INSTRUCTIONS TO FOLLOW –
Check every line below for the word "JSON" and show those that hold it.

DATASET CONTENT –
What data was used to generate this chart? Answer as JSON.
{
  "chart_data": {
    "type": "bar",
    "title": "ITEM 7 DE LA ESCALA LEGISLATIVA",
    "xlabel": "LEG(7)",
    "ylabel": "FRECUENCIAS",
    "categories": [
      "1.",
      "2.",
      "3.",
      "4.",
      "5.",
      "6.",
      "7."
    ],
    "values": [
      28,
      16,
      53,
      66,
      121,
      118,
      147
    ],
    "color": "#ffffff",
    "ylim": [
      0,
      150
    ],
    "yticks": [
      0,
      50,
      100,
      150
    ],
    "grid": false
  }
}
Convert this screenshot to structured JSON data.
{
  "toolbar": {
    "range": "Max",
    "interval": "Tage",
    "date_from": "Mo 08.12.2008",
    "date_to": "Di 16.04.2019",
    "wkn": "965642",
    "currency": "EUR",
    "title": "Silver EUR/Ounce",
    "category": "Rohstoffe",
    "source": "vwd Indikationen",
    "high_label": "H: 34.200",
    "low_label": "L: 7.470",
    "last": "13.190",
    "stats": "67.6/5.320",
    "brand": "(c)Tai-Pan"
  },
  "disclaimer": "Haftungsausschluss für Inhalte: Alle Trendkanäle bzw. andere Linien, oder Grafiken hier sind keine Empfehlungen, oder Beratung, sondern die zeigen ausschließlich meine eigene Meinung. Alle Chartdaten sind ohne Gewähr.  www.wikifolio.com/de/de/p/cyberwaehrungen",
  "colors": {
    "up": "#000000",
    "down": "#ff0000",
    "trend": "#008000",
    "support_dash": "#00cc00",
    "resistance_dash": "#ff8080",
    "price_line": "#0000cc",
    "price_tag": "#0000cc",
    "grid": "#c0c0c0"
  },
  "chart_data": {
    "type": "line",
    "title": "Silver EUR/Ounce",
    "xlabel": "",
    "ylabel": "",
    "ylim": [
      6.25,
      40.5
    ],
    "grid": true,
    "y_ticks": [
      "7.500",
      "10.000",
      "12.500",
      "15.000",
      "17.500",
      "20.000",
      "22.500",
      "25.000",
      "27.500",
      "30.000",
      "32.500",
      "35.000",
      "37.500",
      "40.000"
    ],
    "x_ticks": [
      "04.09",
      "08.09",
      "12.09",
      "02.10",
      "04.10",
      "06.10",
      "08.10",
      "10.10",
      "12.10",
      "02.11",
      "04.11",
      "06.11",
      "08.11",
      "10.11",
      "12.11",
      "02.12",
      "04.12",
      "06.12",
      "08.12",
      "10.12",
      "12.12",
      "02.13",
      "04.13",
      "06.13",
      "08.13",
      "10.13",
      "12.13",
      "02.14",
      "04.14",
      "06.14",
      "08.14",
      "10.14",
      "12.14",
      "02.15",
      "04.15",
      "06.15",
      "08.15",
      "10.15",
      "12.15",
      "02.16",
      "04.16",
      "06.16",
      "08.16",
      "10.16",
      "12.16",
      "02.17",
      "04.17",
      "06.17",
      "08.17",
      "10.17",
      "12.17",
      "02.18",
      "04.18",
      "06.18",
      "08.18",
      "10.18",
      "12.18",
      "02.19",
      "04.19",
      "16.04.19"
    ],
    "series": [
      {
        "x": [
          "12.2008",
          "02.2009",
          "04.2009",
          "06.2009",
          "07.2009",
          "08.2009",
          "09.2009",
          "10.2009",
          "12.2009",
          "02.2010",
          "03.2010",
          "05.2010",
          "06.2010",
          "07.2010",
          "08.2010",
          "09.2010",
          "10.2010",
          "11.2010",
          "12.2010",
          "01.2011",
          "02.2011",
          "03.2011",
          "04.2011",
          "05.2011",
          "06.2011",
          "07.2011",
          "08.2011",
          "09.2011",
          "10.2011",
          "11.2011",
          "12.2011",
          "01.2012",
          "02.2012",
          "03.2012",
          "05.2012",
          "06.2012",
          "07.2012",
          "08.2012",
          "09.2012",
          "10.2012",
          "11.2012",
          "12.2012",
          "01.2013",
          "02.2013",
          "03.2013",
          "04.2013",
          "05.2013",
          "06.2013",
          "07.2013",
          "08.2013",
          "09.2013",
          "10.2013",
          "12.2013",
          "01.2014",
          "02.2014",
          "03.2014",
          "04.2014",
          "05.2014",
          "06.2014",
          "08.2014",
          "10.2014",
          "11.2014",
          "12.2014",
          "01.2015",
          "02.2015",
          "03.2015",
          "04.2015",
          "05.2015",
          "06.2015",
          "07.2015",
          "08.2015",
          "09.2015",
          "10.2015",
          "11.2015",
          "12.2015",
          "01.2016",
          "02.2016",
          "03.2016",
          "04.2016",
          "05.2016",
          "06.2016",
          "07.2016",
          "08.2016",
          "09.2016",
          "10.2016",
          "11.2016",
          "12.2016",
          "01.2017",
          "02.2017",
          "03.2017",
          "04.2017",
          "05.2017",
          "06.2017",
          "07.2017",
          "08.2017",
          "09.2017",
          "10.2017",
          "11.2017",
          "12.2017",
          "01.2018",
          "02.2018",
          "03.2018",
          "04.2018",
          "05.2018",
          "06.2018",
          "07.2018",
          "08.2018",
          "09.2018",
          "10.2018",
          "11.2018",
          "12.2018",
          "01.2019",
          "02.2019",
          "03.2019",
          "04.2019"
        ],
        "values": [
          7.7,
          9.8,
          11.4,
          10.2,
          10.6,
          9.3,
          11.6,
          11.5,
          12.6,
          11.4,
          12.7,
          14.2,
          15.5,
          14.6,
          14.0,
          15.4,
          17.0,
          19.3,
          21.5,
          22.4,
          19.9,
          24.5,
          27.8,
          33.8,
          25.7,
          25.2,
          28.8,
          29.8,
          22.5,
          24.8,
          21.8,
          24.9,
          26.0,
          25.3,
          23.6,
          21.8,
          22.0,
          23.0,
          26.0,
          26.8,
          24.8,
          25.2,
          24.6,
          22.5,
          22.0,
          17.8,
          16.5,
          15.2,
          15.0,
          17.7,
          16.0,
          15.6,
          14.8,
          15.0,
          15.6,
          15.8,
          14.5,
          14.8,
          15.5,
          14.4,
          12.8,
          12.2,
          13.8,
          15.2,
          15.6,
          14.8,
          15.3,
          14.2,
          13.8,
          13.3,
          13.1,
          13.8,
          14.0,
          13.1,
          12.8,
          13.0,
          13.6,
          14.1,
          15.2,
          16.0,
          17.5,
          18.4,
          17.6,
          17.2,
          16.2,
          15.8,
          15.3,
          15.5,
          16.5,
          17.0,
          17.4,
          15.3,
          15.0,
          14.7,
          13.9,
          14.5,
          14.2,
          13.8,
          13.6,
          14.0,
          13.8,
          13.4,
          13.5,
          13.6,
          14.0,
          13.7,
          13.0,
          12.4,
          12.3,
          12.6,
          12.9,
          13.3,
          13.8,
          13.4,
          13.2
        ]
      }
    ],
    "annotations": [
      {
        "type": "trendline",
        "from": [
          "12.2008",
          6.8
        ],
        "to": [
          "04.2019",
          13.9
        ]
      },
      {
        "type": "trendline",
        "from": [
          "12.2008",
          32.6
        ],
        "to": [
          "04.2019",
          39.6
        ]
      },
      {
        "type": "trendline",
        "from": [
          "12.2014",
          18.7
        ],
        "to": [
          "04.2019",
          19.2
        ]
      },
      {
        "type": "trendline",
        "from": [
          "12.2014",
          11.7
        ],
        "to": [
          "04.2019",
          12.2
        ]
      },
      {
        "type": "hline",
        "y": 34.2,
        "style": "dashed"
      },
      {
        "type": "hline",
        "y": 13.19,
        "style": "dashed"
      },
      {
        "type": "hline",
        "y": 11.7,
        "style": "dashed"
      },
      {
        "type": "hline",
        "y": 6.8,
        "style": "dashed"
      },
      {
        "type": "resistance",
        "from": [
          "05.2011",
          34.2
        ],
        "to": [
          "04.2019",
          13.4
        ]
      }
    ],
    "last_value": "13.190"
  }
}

ANSWER BELOW –
What data was used to generate this chart? Answer as JSON.
Convert this screenshot to structured JSON data.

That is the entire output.